### Material supplied
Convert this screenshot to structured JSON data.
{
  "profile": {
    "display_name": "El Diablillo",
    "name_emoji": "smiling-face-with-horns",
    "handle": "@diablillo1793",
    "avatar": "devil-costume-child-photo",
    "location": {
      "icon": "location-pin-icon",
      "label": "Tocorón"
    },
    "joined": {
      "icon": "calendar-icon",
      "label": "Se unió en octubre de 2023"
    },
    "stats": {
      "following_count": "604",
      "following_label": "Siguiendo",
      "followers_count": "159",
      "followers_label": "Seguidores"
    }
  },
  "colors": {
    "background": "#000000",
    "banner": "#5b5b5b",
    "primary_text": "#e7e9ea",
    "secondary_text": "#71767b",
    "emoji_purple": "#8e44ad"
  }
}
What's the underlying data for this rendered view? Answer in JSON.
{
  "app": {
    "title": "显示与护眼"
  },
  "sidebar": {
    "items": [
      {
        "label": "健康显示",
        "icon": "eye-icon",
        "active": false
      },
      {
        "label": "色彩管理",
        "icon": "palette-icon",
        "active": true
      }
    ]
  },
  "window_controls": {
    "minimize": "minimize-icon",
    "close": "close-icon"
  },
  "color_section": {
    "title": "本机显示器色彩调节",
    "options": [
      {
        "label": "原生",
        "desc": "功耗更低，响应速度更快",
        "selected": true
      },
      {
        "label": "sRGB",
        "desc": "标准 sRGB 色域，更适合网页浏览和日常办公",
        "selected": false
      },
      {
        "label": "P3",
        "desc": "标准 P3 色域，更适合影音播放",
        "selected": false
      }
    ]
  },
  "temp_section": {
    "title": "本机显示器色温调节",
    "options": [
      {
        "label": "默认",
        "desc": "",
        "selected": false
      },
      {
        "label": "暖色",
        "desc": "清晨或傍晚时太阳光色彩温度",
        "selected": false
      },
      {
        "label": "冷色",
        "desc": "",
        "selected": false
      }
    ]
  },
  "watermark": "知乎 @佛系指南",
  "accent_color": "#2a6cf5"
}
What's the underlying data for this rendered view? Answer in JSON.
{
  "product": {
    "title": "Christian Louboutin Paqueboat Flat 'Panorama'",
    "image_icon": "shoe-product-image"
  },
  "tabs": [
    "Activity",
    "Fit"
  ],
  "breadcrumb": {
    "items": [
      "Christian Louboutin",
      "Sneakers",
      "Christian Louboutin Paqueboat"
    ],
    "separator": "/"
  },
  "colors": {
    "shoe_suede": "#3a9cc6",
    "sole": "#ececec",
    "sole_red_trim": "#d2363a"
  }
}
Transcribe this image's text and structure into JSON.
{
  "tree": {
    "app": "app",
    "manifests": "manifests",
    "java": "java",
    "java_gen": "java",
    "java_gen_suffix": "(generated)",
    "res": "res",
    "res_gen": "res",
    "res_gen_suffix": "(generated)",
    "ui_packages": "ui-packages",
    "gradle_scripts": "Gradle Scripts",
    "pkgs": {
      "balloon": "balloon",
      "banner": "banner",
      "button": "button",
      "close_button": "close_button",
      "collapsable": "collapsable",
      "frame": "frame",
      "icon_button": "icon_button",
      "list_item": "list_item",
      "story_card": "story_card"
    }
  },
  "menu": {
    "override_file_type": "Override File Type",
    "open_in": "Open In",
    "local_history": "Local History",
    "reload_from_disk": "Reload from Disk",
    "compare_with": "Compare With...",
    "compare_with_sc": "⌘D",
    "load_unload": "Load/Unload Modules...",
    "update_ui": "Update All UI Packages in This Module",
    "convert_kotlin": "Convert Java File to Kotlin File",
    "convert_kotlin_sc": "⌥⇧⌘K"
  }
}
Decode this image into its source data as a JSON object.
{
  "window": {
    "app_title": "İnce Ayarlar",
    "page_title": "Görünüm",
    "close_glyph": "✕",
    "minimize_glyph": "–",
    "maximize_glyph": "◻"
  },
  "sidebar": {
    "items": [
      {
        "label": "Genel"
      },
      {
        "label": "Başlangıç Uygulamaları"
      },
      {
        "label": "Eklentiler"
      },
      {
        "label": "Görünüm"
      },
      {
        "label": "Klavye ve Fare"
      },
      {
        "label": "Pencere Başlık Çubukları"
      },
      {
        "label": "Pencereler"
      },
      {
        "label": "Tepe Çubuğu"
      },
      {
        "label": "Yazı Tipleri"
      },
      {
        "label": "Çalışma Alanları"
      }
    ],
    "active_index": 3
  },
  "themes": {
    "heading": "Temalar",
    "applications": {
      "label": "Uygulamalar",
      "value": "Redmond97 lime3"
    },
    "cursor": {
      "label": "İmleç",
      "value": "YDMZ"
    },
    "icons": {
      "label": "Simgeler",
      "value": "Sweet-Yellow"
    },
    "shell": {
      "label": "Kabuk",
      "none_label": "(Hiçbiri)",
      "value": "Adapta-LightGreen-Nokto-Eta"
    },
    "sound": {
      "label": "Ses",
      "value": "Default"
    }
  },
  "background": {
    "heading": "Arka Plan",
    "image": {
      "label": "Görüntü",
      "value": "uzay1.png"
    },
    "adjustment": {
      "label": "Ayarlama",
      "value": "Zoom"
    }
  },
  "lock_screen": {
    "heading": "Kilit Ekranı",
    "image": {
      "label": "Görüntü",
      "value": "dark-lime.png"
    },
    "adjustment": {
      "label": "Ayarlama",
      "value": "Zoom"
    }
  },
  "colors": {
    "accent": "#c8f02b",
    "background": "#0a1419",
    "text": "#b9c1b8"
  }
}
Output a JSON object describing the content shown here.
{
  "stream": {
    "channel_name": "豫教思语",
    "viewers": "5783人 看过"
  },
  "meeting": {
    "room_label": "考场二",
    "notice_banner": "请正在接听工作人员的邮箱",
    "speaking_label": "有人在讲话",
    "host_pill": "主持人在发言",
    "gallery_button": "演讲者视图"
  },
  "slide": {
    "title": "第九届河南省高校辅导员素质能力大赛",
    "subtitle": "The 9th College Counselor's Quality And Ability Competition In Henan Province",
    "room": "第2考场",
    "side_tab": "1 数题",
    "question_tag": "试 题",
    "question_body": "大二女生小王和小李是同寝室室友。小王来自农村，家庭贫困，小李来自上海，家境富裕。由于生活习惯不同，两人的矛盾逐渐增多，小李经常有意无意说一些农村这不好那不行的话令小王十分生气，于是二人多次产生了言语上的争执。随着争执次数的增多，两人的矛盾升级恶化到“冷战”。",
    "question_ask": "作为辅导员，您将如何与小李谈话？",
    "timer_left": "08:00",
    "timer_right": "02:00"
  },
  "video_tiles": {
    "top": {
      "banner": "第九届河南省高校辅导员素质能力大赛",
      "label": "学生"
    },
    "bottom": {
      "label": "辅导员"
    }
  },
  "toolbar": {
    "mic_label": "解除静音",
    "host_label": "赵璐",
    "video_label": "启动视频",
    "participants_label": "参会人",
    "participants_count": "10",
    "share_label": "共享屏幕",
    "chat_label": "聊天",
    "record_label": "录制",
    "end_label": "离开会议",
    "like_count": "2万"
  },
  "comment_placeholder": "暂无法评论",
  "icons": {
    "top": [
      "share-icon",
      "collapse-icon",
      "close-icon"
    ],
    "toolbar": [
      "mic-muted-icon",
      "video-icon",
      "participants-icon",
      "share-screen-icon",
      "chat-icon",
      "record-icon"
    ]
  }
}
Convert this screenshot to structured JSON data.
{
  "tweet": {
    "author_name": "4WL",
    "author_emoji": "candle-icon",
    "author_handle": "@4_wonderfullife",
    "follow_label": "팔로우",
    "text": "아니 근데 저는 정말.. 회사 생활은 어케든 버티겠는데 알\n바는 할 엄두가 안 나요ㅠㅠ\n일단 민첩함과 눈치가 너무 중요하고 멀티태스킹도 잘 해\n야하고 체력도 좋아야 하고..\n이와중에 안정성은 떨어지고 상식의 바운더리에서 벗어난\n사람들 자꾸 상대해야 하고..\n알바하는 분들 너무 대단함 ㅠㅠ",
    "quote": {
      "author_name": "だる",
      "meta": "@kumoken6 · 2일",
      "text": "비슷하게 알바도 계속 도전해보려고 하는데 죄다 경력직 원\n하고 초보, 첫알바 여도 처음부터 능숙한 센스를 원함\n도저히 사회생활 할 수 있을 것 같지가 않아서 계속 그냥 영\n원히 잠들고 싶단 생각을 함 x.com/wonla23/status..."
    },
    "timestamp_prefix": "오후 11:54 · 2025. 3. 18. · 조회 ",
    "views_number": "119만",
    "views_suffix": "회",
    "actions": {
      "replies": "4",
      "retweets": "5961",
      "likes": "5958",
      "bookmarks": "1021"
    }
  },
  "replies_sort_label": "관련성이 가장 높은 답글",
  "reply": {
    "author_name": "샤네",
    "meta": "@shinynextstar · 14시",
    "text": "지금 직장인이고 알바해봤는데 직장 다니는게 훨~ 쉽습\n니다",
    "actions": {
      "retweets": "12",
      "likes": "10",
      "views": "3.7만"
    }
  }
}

### What you have to do
Gather each line of the listing that holds the string "into".

### Exercise result
Transcribe this image's text and structure into JSON.
Decode this image into its source data as a JSON object.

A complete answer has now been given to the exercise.